# [What you are asked to do]
Below are some records; repeat them all exactly, minus the pictures.

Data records

════

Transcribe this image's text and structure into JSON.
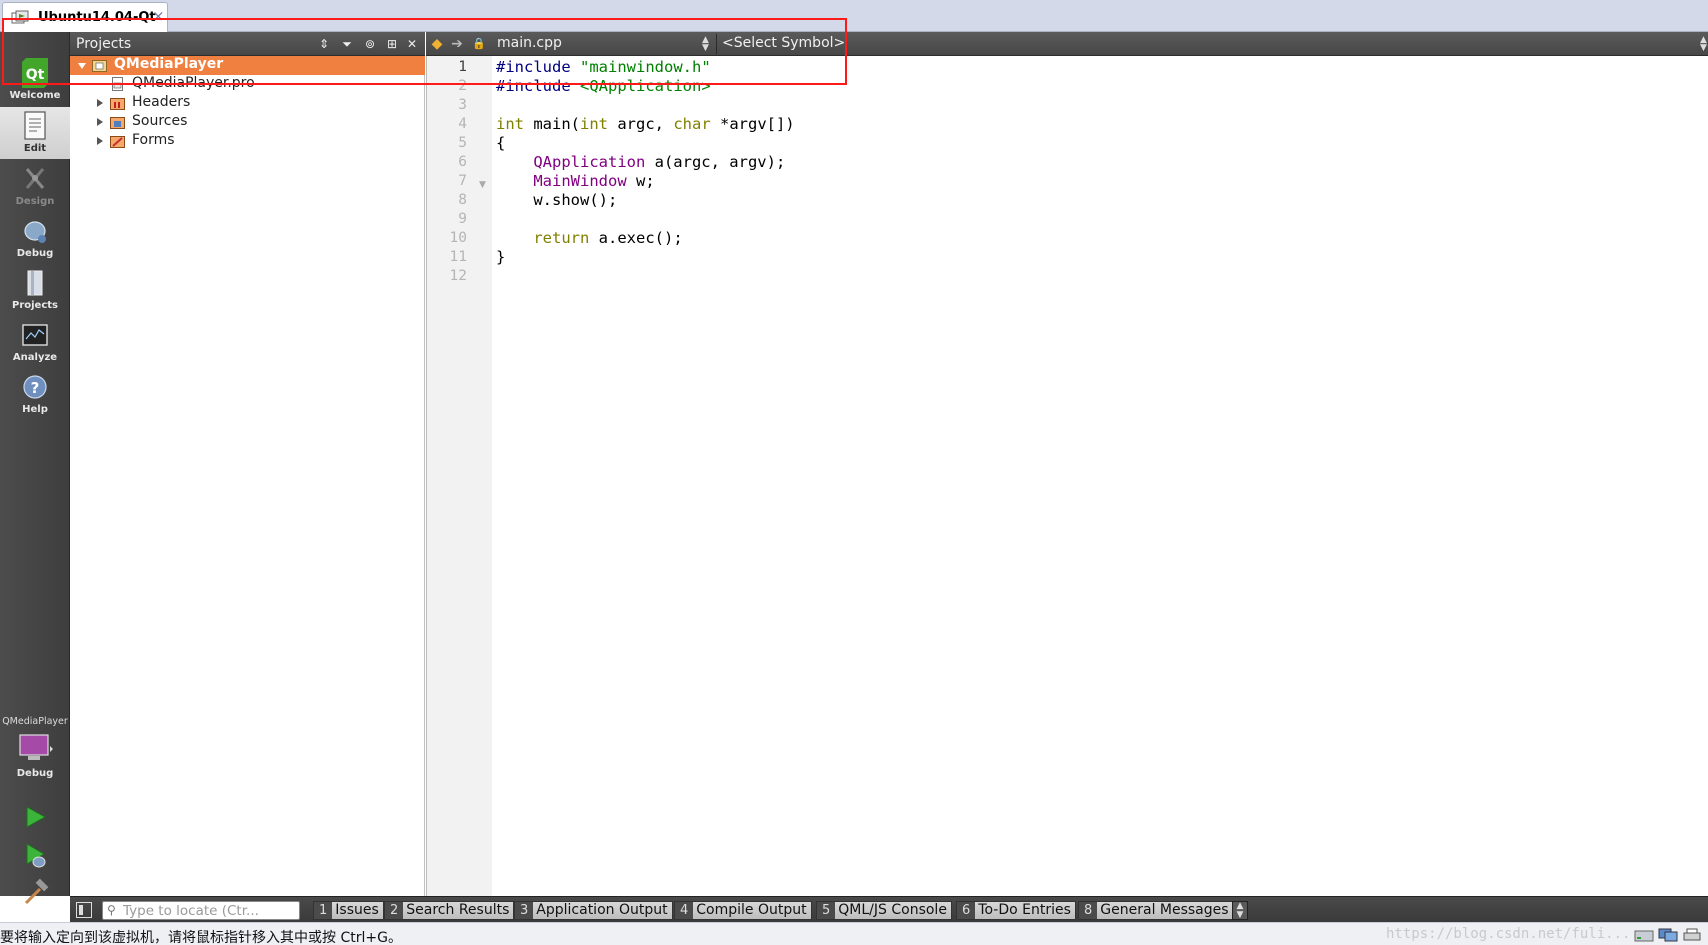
{
  "vm_tab": {
    "title": "Ubuntu14.04-Qt",
    "close": "×"
  },
  "modes": [
    {
      "label": "Welcome",
      "icon": "qt-logo-icon"
    },
    {
      "label": "Edit",
      "icon": "edit-document-icon"
    },
    {
      "label": "Design",
      "icon": "design-icon"
    },
    {
      "label": "Debug",
      "icon": "debug-bug-icon"
    },
    {
      "label": "Projects",
      "icon": "projects-icon"
    },
    {
      "label": "Analyze",
      "icon": "analyze-icon"
    },
    {
      "label": "Help",
      "icon": "help-icon"
    }
  ],
  "kit": {
    "project": "QMediaPlayer",
    "build": "Debug"
  },
  "projects_pane": {
    "title": "Projects",
    "tree": [
      {
        "label": "QMediaPlayer",
        "type": "project",
        "expanded": true,
        "selected": true
      },
      {
        "label": "QMediaPlayer.pro",
        "type": "pro-file"
      },
      {
        "label": "Headers",
        "type": "folder"
      },
      {
        "label": "Sources",
        "type": "folder"
      },
      {
        "label": "Forms",
        "type": "folder"
      }
    ]
  },
  "editor": {
    "file": "main.cpp",
    "symbol": "<Select Symbol>",
    "current_line": 1,
    "line_numbers": [
      "1",
      "2",
      "3",
      "4",
      "5",
      "6",
      "7",
      "8",
      "9",
      "10",
      "11",
      "12"
    ],
    "lines": [
      [
        {
          "t": "#include ",
          "c": "pp"
        },
        {
          "t": "\"mainwindow.h\"",
          "c": "str"
        }
      ],
      [
        {
          "t": "#include ",
          "c": "pp"
        },
        {
          "t": "<QApplication>",
          "c": "str"
        }
      ],
      [],
      [
        {
          "t": "int",
          "c": "kw"
        },
        {
          "t": " main(",
          "c": ""
        },
        {
          "t": "int",
          "c": "kw"
        },
        {
          "t": " argc, ",
          "c": ""
        },
        {
          "t": "char",
          "c": "kw"
        },
        {
          "t": " *argv[])",
          "c": ""
        }
      ],
      [
        {
          "t": "{",
          "c": ""
        }
      ],
      [
        {
          "t": "    ",
          "c": ""
        },
        {
          "t": "QApplication",
          "c": "type"
        },
        {
          "t": " a(argc, argv);",
          "c": ""
        }
      ],
      [
        {
          "t": "    ",
          "c": ""
        },
        {
          "t": "MainWindow",
          "c": "type"
        },
        {
          "t": " w;",
          "c": ""
        }
      ],
      [
        {
          "t": "    w.show();",
          "c": ""
        }
      ],
      [],
      [
        {
          "t": "    ",
          "c": ""
        },
        {
          "t": "return",
          "c": "kw"
        },
        {
          "t": " a.exec();",
          "c": ""
        }
      ],
      [
        {
          "t": "}",
          "c": ""
        }
      ],
      []
    ]
  },
  "output_bar": {
    "locator_placeholder": "Type to locate (Ctr...",
    "panes": [
      {
        "num": "1",
        "label": "Issues"
      },
      {
        "num": "2",
        "label": "Search Results"
      },
      {
        "num": "3",
        "label": "Application Output"
      },
      {
        "num": "4",
        "label": "Compile Output"
      },
      {
        "num": "5",
        "label": "QML/JS Console"
      },
      {
        "num": "6",
        "label": "To-Do Entries"
      },
      {
        "num": "8",
        "label": "General Messages"
      }
    ]
  },
  "status": {
    "text": "要将输入定向到该虚拟机，请将鼠标指针移入其中或按 Ctrl+G。",
    "watermark": "https://blog.csdn.net/fuli..."
  },
  "colors": {
    "selection": "#f08040",
    "annotation": "#ff1a1a",
    "preprocessor": "#000080",
    "string": "#008000",
    "keyword": "#808000",
    "type": "#800080"
  }
}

════

# [Task solution]
Transcribe this image's text and structure into JSON.
{
  "vm_tab": {
    "title": "Ubuntu14.04-Qt",
    "close": "×"
  },
  "modes": [
    {
      "label": "Welcome",
      "icon": "qt-logo-icon"
    },
    {
      "label": "Edit",
      "icon": "edit-document-icon"
    },
    {
      "label": "Design",
      "icon": "design-icon"
    },
    {
      "label": "Debug",
      "icon": "debug-bug-icon"
    },
    {
      "label": "Projects",
      "icon": "projects-icon"
    },
    {
      "label": "Analyze",
      "icon": "analyze-icon"
    },
    {
      "label": "Help",
      "icon": "help-icon"
    }
  ],
  "kit": {
    "project": "QMediaPlayer",
    "build": "Debug"
  },
  "projects_pane": {
    "title": "Projects",
    "tree": [
      {
        "label": "QMediaPlayer",
        "type": "project",
        "expanded": true,
        "selected": true
      },
      {
        "label": "QMediaPlayer.pro",
        "type": "pro-file"
      },
      {
        "label": "Headers",
        "type": "folder"
      },
      {
        "label": "Sources",
        "type": "folder"
      },
      {
        "label": "Forms",
        "type": "folder"
      }
    ]
  },
  "editor": {
    "file": "main.cpp",
    "symbol": "<Select Symbol>",
    "current_line": 1,
    "line_numbers": [
      "1",
      "2",
      "3",
      "4",
      "5",
      "6",
      "7",
      "8",
      "9",
      "10",
      "11",
      "12"
    ],
    "lines": [
      [
        {
          "t": "#include ",
          "c": "pp"
        },
        {
          "t": "\"mainwindow.h\"",
          "c": "str"
        }
      ],
      [
        {
          "t": "#include ",
          "c": "pp"
        },
        {
          "t": "<QApplication>",
          "c": "str"
        }
      ],
      [],
      [
        {
          "t": "int",
          "c": "kw"
        },
        {
          "t": " main(",
          "c": ""
        },
        {
          "t": "int",
          "c": "kw"
        },
        {
          "t": " argc, ",
          "c": ""
        },
        {
          "t": "char",
          "c": "kw"
        },
        {
          "t": " *argv[])",
          "c": ""
        }
      ],
      [
        {
          "t": "{",
          "c": ""
        }
      ],
      [
        {
          "t": "    ",
          "c": ""
        },
        {
          "t": "QApplication",
          "c": "type"
        },
        {
          "t": " a(argc, argv);",
          "c": ""
        }
      ],
      [
        {
          "t": "    ",
          "c": ""
        },
        {
          "t": "MainWindow",
          "c": "type"
        },
        {
          "t": " w;",
          "c": ""
        }
      ],
      [
        {
          "t": "    w.show();",
          "c": ""
        }
      ],
      [],
      [
        {
          "t": "    ",
          "c": ""
        },
        {
          "t": "return",
          "c": "kw"
        },
        {
          "t": " a.exec();",
          "c": ""
        }
      ],
      [
        {
          "t": "}",
          "c": ""
        }
      ],
      []
    ]
  },
  "output_bar": {
    "locator_placeholder": "Type to locate (Ctr...",
    "panes": [
      {
        "num": "1",
        "label": "Issues"
      },
      {
        "num": "2",
        "label": "Search Results"
      },
      {
        "num": "3",
        "label": "Application Output"
      },
      {
        "num": "4",
        "label": "Compile Output"
      },
      {
        "num": "5",
        "label": "QML/JS Console"
      },
      {
        "num": "6",
        "label": "To-Do Entries"
      },
      {
        "num": "8",
        "label": "General Messages"
      }
    ]
  },
  "status": {
    "text": "要将输入定向到该虚拟机，请将鼠标指针移入其中或按 Ctrl+G。",
    "watermark": "https://blog.csdn.net/fuli..."
  },
  "colors": {
    "selection": "#f08040",
    "annotation": "#ff1a1a",
    "preprocessor": "#000080",
    "string": "#008000",
    "keyword": "#808000",
    "type": "#800080"
  }
}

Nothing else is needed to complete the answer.